### Objective
Print the entire listing. Each line must match the original exactly.

[Dataset excerpts]
========================================================================

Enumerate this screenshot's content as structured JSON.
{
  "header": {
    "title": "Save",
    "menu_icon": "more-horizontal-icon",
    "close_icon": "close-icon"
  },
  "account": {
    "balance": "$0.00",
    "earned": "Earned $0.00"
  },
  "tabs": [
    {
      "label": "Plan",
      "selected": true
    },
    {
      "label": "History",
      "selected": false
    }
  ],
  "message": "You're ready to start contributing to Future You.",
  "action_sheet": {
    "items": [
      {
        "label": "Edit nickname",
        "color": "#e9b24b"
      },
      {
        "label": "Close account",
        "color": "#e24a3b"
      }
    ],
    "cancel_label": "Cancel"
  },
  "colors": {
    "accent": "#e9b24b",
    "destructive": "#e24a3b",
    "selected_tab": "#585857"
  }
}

========================================================================

### The solution
Enumerate this screenshot's content as structured JSON.
{
  "header": {
    "title": "Save",
    "menu_icon": "more-horizontal-icon",
    "close_icon": "close-icon"
  },
  "account": {
    "balance": "$0.00",
    "earned": "Earned $0.00"
  },
  "tabs": [
    {
      "label": "Plan",
      "selected": true
    },
    {
      "label": "History",
      "selected": false
    }
  ],
  "message": "You're ready to start contributing to Future You.",
  "action_sheet": {
    "items": [
      {
        "label": "Edit nickname",
        "color": "#e9b24b"
      },
      {
        "label": "Close account",
        "color": "#e24a3b"
      }
    ],
    "cancel_label": "Cancel"
  },
  "colors": {
    "accent": "#e9b24b",
    "destructive": "#e24a3b",
    "selected_tab": "#585857"
  }
}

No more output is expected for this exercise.